══ ИСХОДНЫЙ ОТРЫВОК
Нельзя этого делать. В течение многих десятилетий неуклонно снижается доля предметов потребления в общем выпуске продукции. Ограничим наши расчеты промышленностью. В 1928 г. 60,5 % всей продукции составляли предметы потребления (группа Б). В 1940 г. эта доля упала до 39 %. Ладно, то был предгрозовой год, тут не до жиру, быть бы живу. Но как объяснить дальнейшее развитие событий: к 1980 г. удельный вес группы Б понизился до 26,2 %? В 1981–1985 гг. промышленное производство прирастало в среднем за год на 3,7 %. Эта цифра складывалась из 3,6 % прироста в группе А и 3,9 % — в группе Б. В 1986 г. общий темп поднялся до 4,9 %, в том числе прирост в группе А — 5,3 %, в группе Б — 3,9 %. Как видим, все ускорение достигнуто за счет производства средств производства, в производстве же предметов потребления темп нисколько не возрос. А сравнительно с ближайшими предшествующими годами он даже упал: в 1983–1985 гг. прибавки в группе Б составляли 4,3–4,1 % ежегодно против 3,9 %) в 1986 г.
В итоге произошло дальнейшее сокращение доли группы Б в общем объеме производства — с 26,2 % в 1980 г. до 24,7 % в 1986 г. Если бы соотношение групп А и Б сохранилось на уровне 1980 г., то в 1986 г. промышленность дала бы на 12,6 млрд. руб. потребительских товаров больше, чем фактически произведено. (Укажу для сравнения: общая прибавка фонда потребления, созданная всей экономикой и истраченная не только на личное потребление, составила в 1986 г. лишь 9,2 млрд. руб.) А если считать по предвоенной «норме» (1940 г.), недобор потребительских товаров вследствие сокращения доли группы Б равен почти 120 млрд. руб., или около 425 руб. на душу населения. Это в оптовых ценах. В розничных же потери много больше.
════
══ ДАННЫЕ
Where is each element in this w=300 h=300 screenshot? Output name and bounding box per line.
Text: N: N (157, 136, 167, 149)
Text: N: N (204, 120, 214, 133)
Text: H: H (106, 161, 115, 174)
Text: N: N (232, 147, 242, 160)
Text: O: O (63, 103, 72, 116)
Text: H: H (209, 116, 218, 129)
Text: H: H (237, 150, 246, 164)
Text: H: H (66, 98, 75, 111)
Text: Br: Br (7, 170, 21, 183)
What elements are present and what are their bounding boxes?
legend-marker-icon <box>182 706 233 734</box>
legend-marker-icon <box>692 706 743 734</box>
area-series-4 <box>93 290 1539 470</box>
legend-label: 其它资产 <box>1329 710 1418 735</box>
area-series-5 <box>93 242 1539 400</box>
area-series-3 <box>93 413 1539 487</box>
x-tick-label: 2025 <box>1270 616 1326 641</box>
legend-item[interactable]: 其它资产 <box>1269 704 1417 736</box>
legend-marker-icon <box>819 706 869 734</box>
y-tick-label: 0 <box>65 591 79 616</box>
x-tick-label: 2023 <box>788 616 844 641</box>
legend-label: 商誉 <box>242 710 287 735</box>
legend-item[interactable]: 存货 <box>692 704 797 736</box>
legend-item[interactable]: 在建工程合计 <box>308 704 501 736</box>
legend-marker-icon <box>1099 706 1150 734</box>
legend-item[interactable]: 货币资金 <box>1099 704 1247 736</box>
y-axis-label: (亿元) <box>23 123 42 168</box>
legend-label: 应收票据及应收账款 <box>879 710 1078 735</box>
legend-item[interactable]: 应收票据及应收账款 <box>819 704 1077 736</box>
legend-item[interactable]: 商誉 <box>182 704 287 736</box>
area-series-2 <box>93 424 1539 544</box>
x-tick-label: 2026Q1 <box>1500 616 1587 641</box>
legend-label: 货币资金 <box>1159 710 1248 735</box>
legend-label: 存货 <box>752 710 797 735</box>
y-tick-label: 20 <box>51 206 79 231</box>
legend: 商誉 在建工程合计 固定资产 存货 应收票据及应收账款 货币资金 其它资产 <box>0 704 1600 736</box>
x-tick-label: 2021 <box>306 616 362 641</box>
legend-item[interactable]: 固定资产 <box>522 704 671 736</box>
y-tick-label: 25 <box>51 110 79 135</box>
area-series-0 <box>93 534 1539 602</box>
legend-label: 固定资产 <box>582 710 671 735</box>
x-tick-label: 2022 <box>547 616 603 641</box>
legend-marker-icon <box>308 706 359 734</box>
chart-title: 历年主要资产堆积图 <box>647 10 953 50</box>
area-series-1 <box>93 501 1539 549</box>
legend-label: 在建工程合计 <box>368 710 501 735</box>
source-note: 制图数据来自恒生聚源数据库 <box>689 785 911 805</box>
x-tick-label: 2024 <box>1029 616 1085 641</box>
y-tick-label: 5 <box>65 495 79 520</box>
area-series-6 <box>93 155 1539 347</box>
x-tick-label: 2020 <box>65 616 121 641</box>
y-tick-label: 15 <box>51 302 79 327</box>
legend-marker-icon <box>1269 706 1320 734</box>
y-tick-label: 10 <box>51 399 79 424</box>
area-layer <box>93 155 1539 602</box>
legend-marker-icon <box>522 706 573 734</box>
════
══ ДАННЫЕ
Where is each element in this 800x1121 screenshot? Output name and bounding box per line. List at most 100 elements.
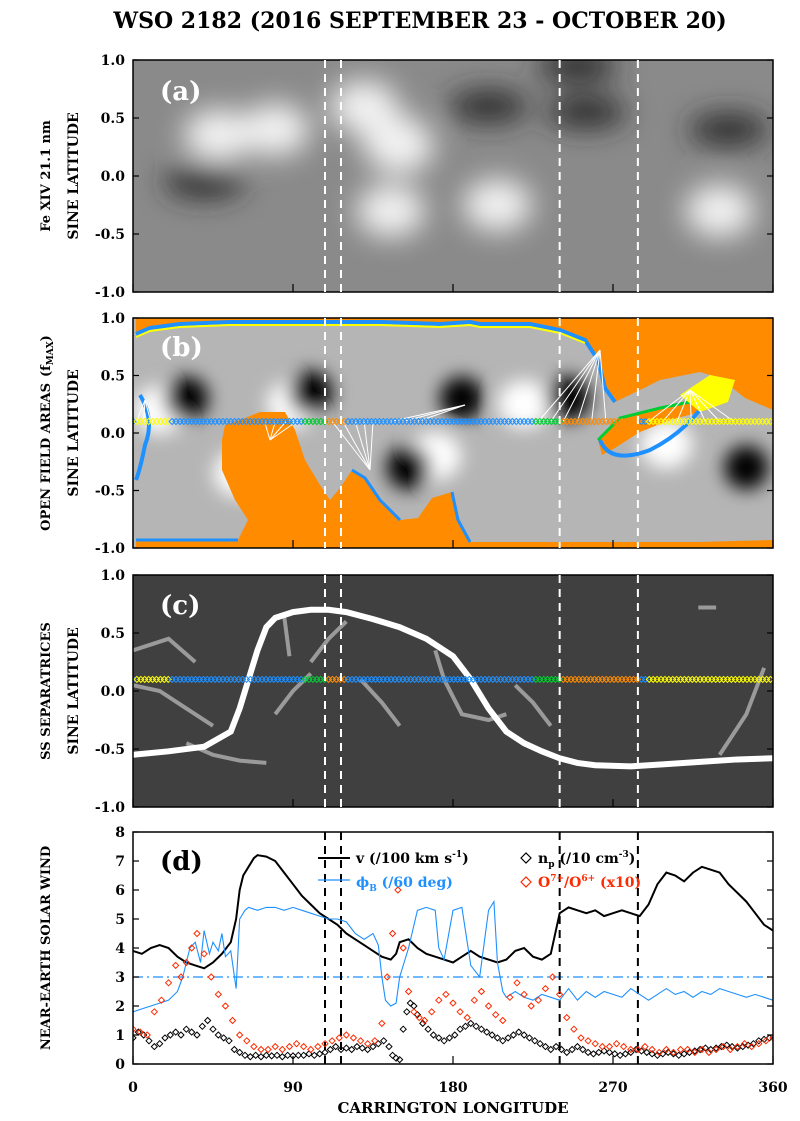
════
ЗАДАНИЯ:
1. Перечислите все годы, для которых в отрывке о доле группы Б указан удельный вес этой группы в общем выпуске промышленной продукции. Рядом с каждым годом приведите эту долю.
2. Перепишите в виде краткого списка абзац отрывка о доле группы Б, начинающийся словами «В итоге произошло дальнейшее сокращение». Сохраните его основные факты.

ОТВЕТЫ:
1.
1928 г. — 60,5 %
1940 г. — 39 %
1980 г. — 26,2 %
1986 г. — 24,7 %

2.
- Доля группы Б в общем объеме производства сократилась с 26,2 % в 1980 г. до 24,7 % в 1986 г.
- Если бы соотношение групп А и Б осталось на уровне 1980 г., промышленность дала бы в 1986 г. на 12,6 млрд. руб. потребительских товаров больше.
- Для сравнения, общая прибавка фонда потребления в 1986 г. составила лишь 9,2 млрд. руб.
- По предвоенной «норме» 1940 г. недобор потребительских товаров равен почти 120 млрд. руб., или около 425 руб. на душу населения, в оптовых ценах.
- В розничных ценах потери много больше.